##### DATA SHOWN

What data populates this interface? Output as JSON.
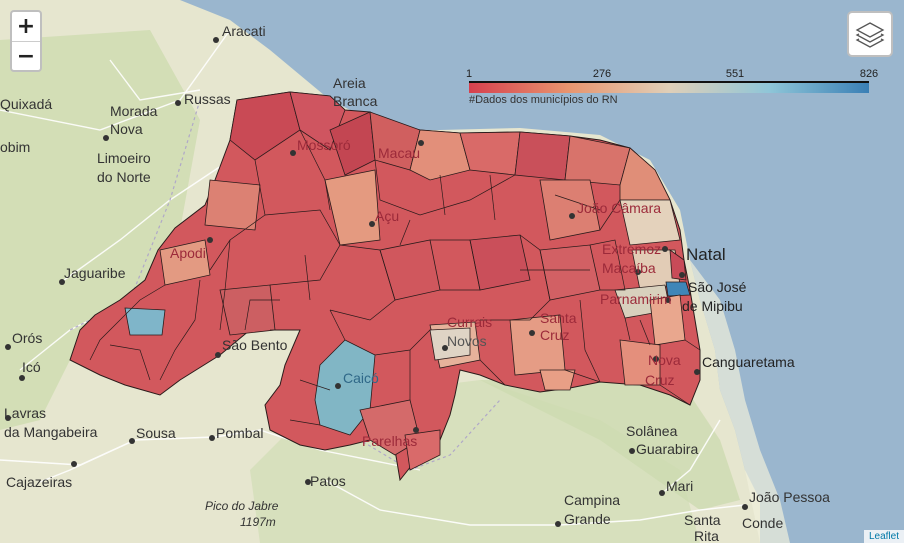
{
  "controls": {
    "zoom_in": "+",
    "zoom_out": "−",
    "layers_icon": "layers-icon"
  },
  "legend": {
    "ticks": [
      "1",
      "276",
      "551",
      "826"
    ],
    "caption": "#Dados dos municípios do RN",
    "colors": {
      "low": "#d6404e",
      "mid": "#e0cfb8",
      "high": "#3a7fb5"
    }
  },
  "attribution": "Leaflet",
  "places": {
    "aracati": "Aracati",
    "areia_branca_1": "Areia",
    "areia_branca_2": "Branca",
    "mossoro": "Mossoró",
    "macau": "Macau",
    "russas": "Russas",
    "morada_nova_1": "Morada",
    "morada_nova_2": "Nova",
    "quixada": "Quixadá",
    "jaguaribara": "obim",
    "limoeiro_1": "Limoeiro",
    "limoeiro_2": "do Norte",
    "jaguaribe": "Jaguaribe",
    "oros": "Orós",
    "ico": "Icó",
    "lavras_1": "Lavras",
    "lavras_2": "da Mangabeira",
    "sousa": "Sousa",
    "pombal": "Pombal",
    "cajazeiras": "Cajazeiras",
    "patos": "Patos",
    "pico_1": "Pico do Jabre",
    "pico_2": "1197m",
    "apodi": "Apodi",
    "acu": "Açu",
    "sao_bento": "São Bento",
    "caico": "Caicó",
    "parelhas": "Parelhas",
    "currais_1": "Currais",
    "currais_2": "Novos",
    "santa_cruz_1": "Santa",
    "santa_cruz_2": "Cruz",
    "joao_camara": "João Câmara",
    "extremoz": "Extremoz",
    "natal": "Natal",
    "macaiba": "Macaíba",
    "parnamirim": "Parnamirim",
    "sao_jose_1": "São José",
    "sao_jose_2": "de Mipibu",
    "nova_cruz_1": "Nova",
    "nova_cruz_2": "Cruz",
    "canguaretama": "Canguaretama",
    "solanea": "Solânea",
    "guarabira": "Guarabira",
    "mari": "Mari",
    "joao_pessoa": "João Pessoa",
    "campina_1": "Campina",
    "campina_2": "Grande",
    "santa_rita_1": "Santa",
    "santa_rita_2": "Rita",
    "conde": "Conde"
  }
}
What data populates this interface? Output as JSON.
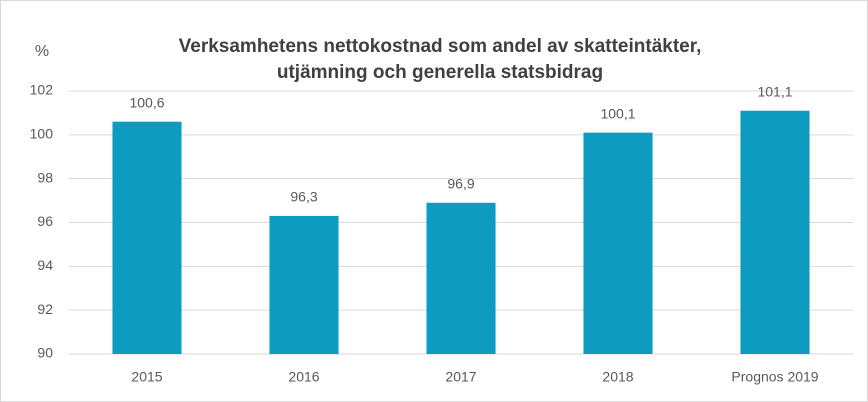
{
  "chart_data": {
    "type": "bar",
    "title": [
      "Verksamhetens nettokostnad som andel av skatteintäkter,",
      "utjämning och generella statsbidrag"
    ],
    "y_label": "%",
    "categories": [
      "2015",
      "2016",
      "2017",
      "2018",
      "Prognos 2019"
    ],
    "values": [
      100.6,
      96.3,
      96.9,
      100.1,
      101.1
    ],
    "value_labels": [
      "100,6",
      "96,3",
      "96,9",
      "100,1",
      "101,1"
    ],
    "color": "#0e9bc0",
    "ylim": [
      90,
      102
    ],
    "yticks": [
      90,
      92,
      94,
      96,
      98,
      100,
      102
    ],
    "grid": true
  }
}
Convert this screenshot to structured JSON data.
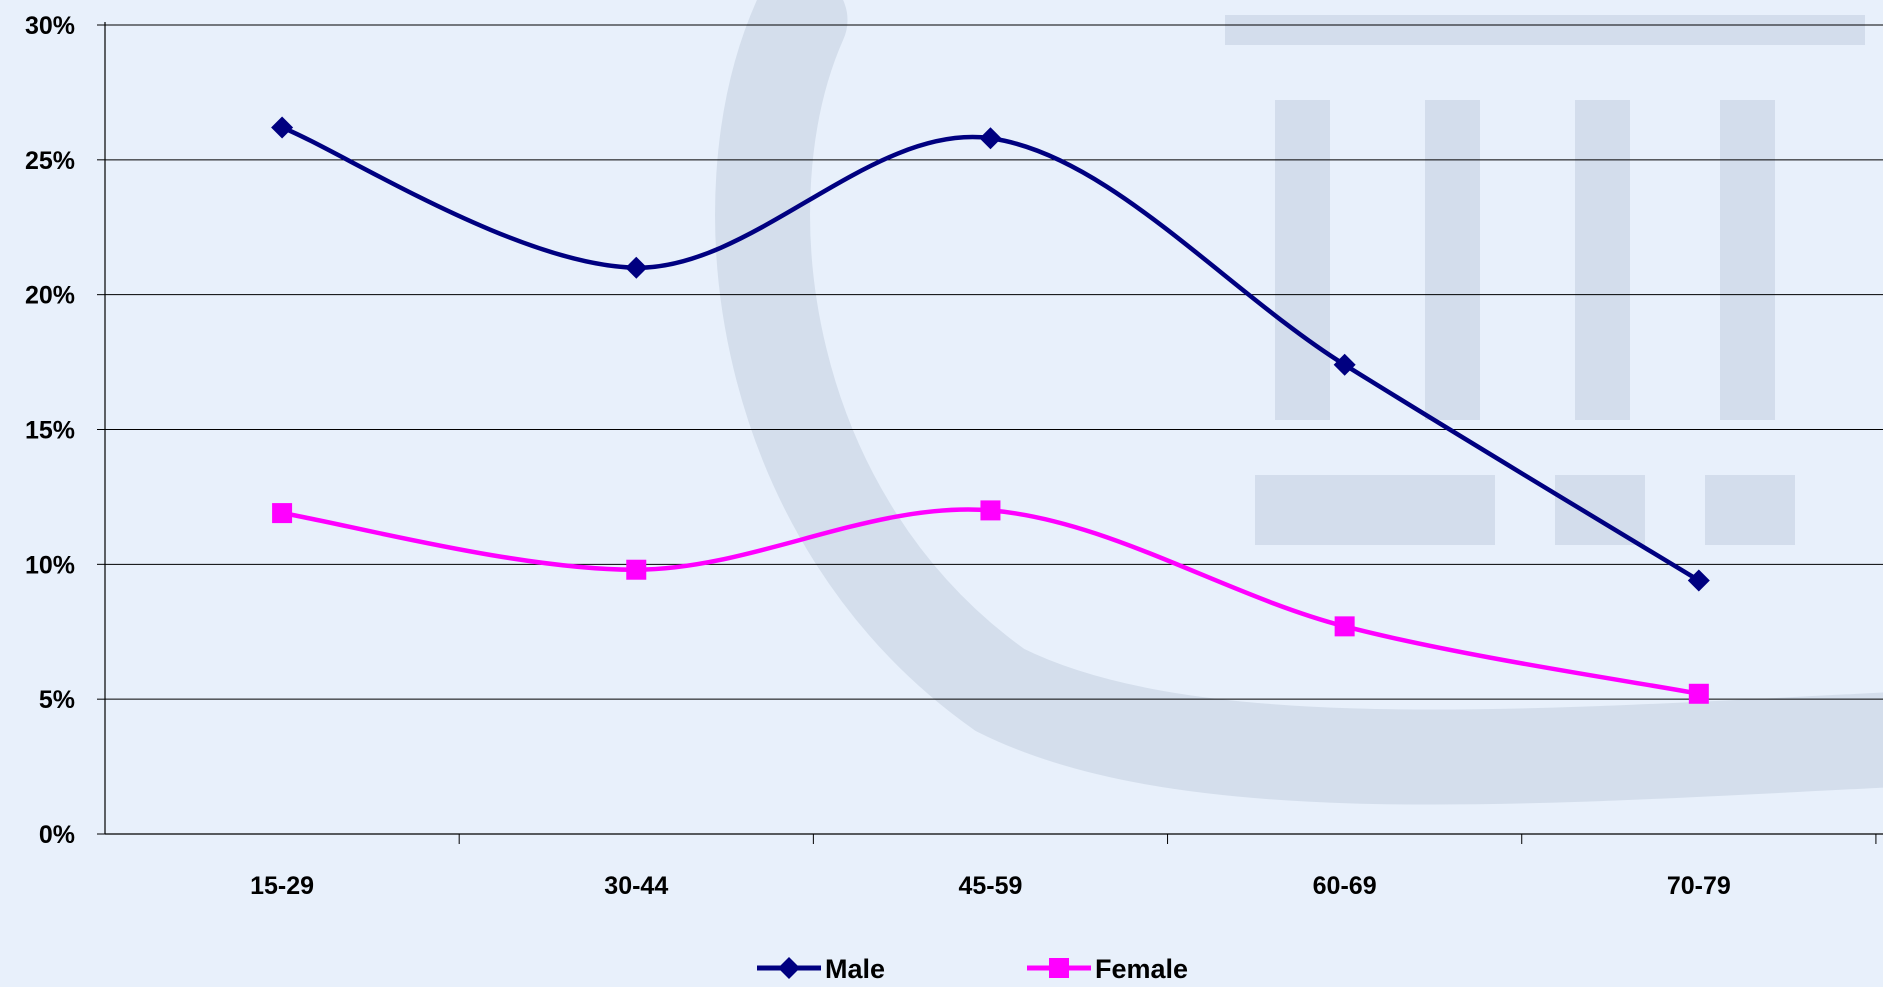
{
  "chart_data": {
    "type": "line",
    "categories": [
      "15-29",
      "30-44",
      "45-59",
      "60-69",
      "70-79"
    ],
    "series": [
      {
        "name": "Male",
        "values": [
          26.2,
          21.0,
          25.8,
          17.4,
          9.4
        ],
        "color": "#000080",
        "marker": "diamond"
      },
      {
        "name": "Female",
        "values": [
          11.9,
          9.8,
          12.0,
          7.7,
          5.2
        ],
        "color": "#ff00ff",
        "marker": "square"
      }
    ],
    "ylim": [
      0,
      30
    ],
    "yticks": [
      0,
      5,
      10,
      15,
      20,
      25,
      30
    ],
    "ytick_format": "percent",
    "grid": true,
    "legend_position": "bottom",
    "smooth": true
  },
  "colors": {
    "background": "#e8f0fb",
    "gridline": "#000000",
    "watermark": "#c3cfe0"
  }
}
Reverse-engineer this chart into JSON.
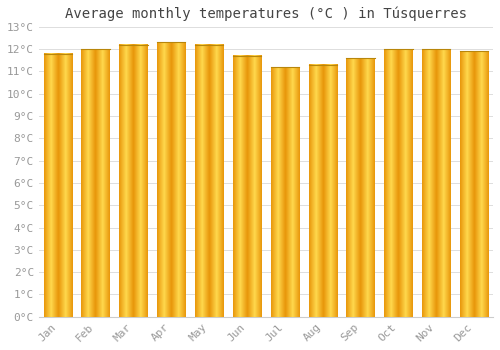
{
  "title": "Average monthly temperatures (°C ) in Túsquerres",
  "months": [
    "Jan",
    "Feb",
    "Mar",
    "Apr",
    "May",
    "Jun",
    "Jul",
    "Aug",
    "Sep",
    "Oct",
    "Nov",
    "Dec"
  ],
  "values": [
    11.8,
    12.0,
    12.2,
    12.3,
    12.2,
    11.7,
    11.2,
    11.3,
    11.6,
    12.0,
    12.0,
    11.9
  ],
  "bar_color_center": "#FFD84D",
  "bar_color_edge": "#E8960A",
  "bar_top_line_color": "#B8860B",
  "background_color": "#FFFFFF",
  "plot_bg_color": "#FFFFFF",
  "grid_color": "#DDDDDD",
  "ylim": [
    0,
    13
  ],
  "ytick_step": 1,
  "title_fontsize": 10,
  "tick_fontsize": 8,
  "tick_color": "#999999",
  "font_family": "monospace"
}
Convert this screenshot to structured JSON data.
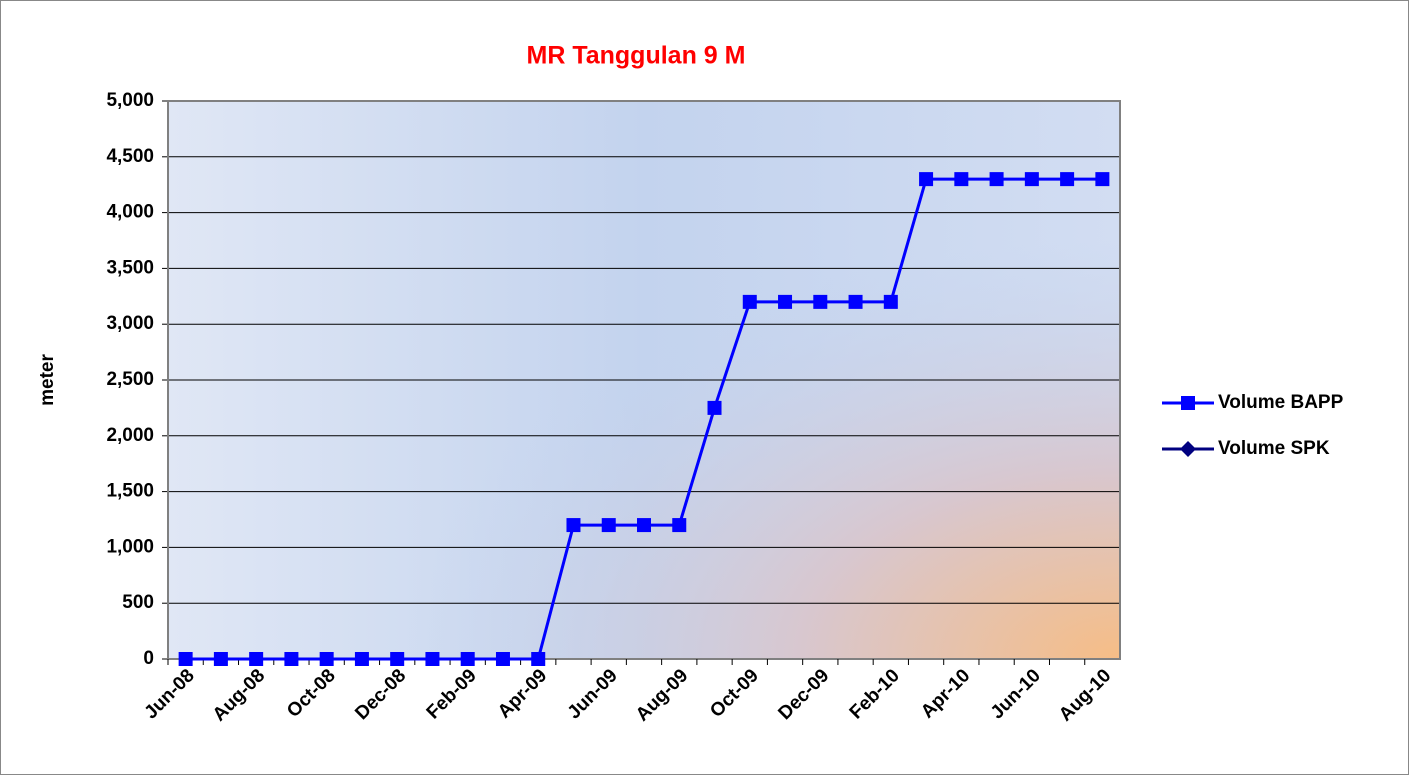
{
  "chart_data": {
    "type": "line",
    "title": "MR Tanggulan 9 M",
    "y_label": "meter",
    "categories": [
      "Jun-08",
      null,
      "Aug-08",
      null,
      "Oct-08",
      null,
      "Dec-08",
      null,
      "Feb-09",
      null,
      "Apr-09",
      null,
      "Jun-09",
      null,
      "Aug-09",
      null,
      "Oct-09",
      null,
      "Dec-09",
      null,
      "Feb-10",
      null,
      "Apr-10",
      null,
      "Jun-10",
      null,
      "Aug-10"
    ],
    "series": [
      {
        "name": "Volume BAPP",
        "color": "#0000ff",
        "marker": "square",
        "values": [
          0,
          0,
          0,
          0,
          0,
          0,
          0,
          0,
          0,
          0,
          0,
          1200,
          1200,
          1200,
          1200,
          2250,
          3200,
          3200,
          3200,
          3200,
          3200,
          4300,
          4300,
          4300,
          4300,
          4300,
          4300
        ]
      },
      {
        "name": "Volume SPK",
        "color": "#000080",
        "marker": "diamond",
        "values": [
          null,
          null,
          null,
          null,
          null,
          null,
          null,
          null,
          null,
          null,
          null,
          null,
          null,
          null,
          null,
          null,
          null,
          null,
          null,
          null,
          null,
          null,
          null,
          null,
          null,
          null,
          null
        ]
      }
    ],
    "ylim": [
      0,
      5000
    ],
    "yticks": [
      0,
      500,
      {
        "value": 1000,
        "label": "1,000"
      },
      {
        "value": 1500,
        "label": "1,500"
      },
      {
        "value": 2000,
        "label": "2,000"
      },
      {
        "value": 2500,
        "label": "2,500"
      },
      {
        "value": 3000,
        "label": "3,000"
      },
      {
        "value": 3500,
        "label": "3,500"
      },
      {
        "value": 4000,
        "label": "4,000"
      },
      {
        "value": 4500,
        "label": "4,500"
      },
      {
        "value": 5000,
        "label": "5,000"
      }
    ],
    "grid": true,
    "legend": "right"
  }
}
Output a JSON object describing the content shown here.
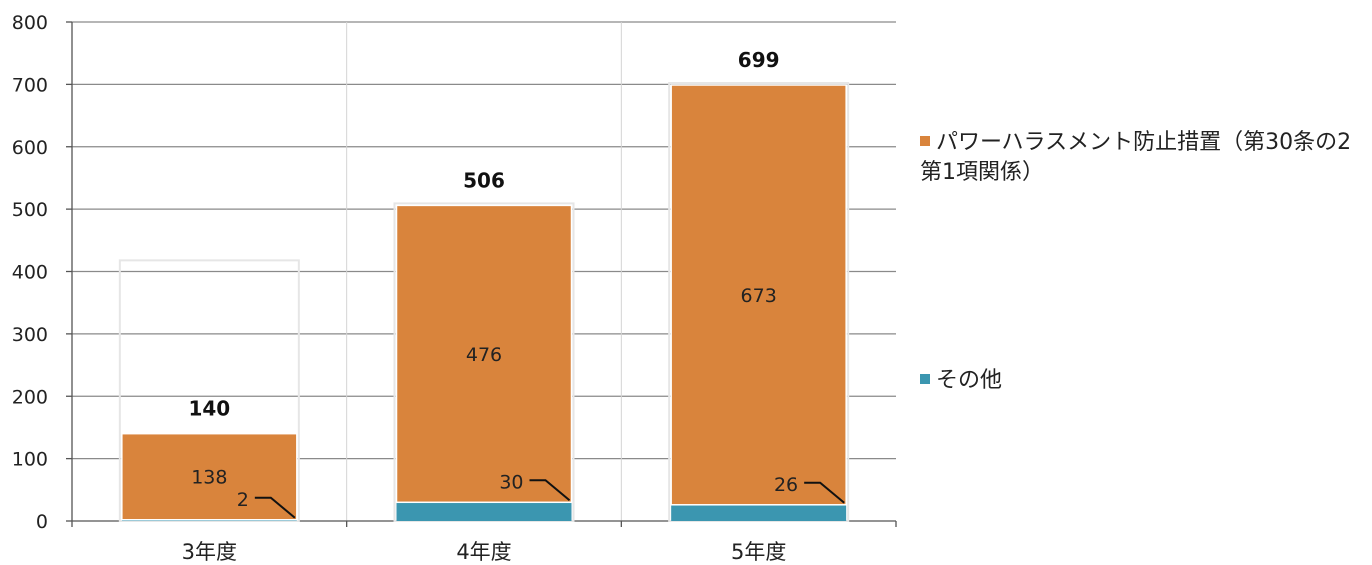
{
  "chart_data": {
    "type": "bar",
    "stacked": true,
    "categories": [
      "3年度",
      "4年度",
      "5年度"
    ],
    "series": [
      {
        "name": "その他",
        "values": [
          2,
          30,
          26
        ],
        "color": "#3b96b0"
      },
      {
        "name": "パワーハラスメント防止措置（第30条の2第1項関係）",
        "values": [
          138,
          476,
          673
        ],
        "color": "#d9843c"
      }
    ],
    "totals": [
      140,
      506,
      699
    ],
    "ylim": [
      0,
      800
    ],
    "yticks": [
      0,
      100,
      200,
      300,
      400,
      500,
      600,
      700,
      800
    ],
    "grid": true,
    "legend_position": "right",
    "title": "",
    "xlabel": "",
    "ylabel": ""
  }
}
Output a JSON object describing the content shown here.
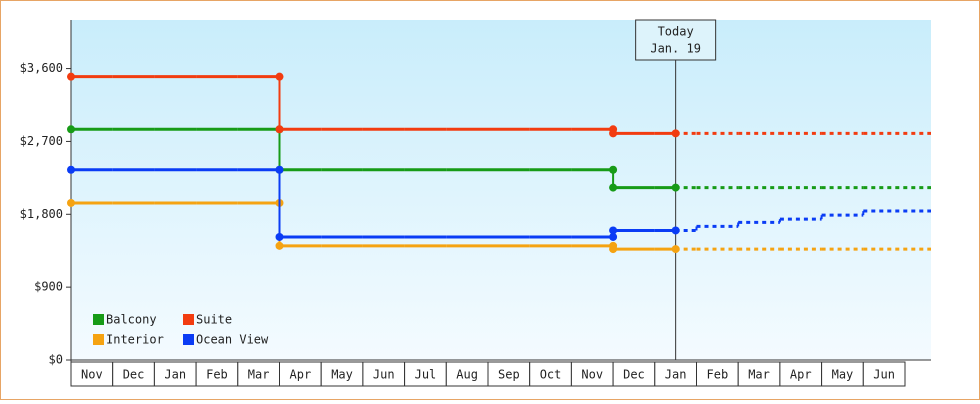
{
  "chart_data": {
    "type": "step",
    "categories": [
      "Nov",
      "Dec",
      "Jan",
      "Feb",
      "Mar",
      "Apr",
      "May",
      "Jun",
      "Jul",
      "Aug",
      "Sep",
      "Oct",
      "Nov",
      "Dec",
      "Jan",
      "Feb",
      "Mar",
      "Apr",
      "May",
      "Jun"
    ],
    "series": [
      {
        "name": "Balcony",
        "color": "#179b17",
        "values": [
          2850,
          2850,
          2850,
          2850,
          2850,
          2350,
          2350,
          2350,
          2350,
          2350,
          2350,
          2350,
          2350,
          2130,
          2130,
          2130,
          2130,
          2130,
          2130,
          2130
        ]
      },
      {
        "name": "Suite",
        "color": "#f23c10",
        "values": [
          3500,
          3500,
          3500,
          3500,
          3500,
          2850,
          2850,
          2850,
          2850,
          2850,
          2850,
          2850,
          2850,
          2800,
          2800,
          2800,
          2800,
          2800,
          2800,
          2800
        ]
      },
      {
        "name": "Interior",
        "color": "#f5a312",
        "values": [
          1940,
          1940,
          1940,
          1940,
          1940,
          1410,
          1410,
          1410,
          1410,
          1410,
          1410,
          1410,
          1410,
          1370,
          1370,
          1370,
          1370,
          1370,
          1370,
          1370
        ]
      },
      {
        "name": "Ocean View",
        "color": "#0a3cf5",
        "values": [
          2350,
          2350,
          2350,
          2350,
          2350,
          1520,
          1520,
          1520,
          1520,
          1520,
          1520,
          1520,
          1520,
          1600,
          1600,
          1650,
          1700,
          1740,
          1790,
          1840
        ]
      }
    ],
    "today": {
      "label": "Today",
      "date": "Jan. 19",
      "category": 14
    },
    "ylim": [
      0,
      4200
    ],
    "yticks": [
      {
        "value": 0,
        "label": "$0"
      },
      {
        "value": 900,
        "label": "$900"
      },
      {
        "value": 1800,
        "label": "$1,800"
      },
      {
        "value": 2700,
        "label": "$2,700"
      },
      {
        "value": 3600,
        "label": "$3,600"
      }
    ],
    "legend": "bottom-left"
  }
}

##########

AIM »
Your task is to gather all lines from the entries above that hold the word "right".

EXERCISE RESULT »
    "legend": "right"
    "legend_position": "right",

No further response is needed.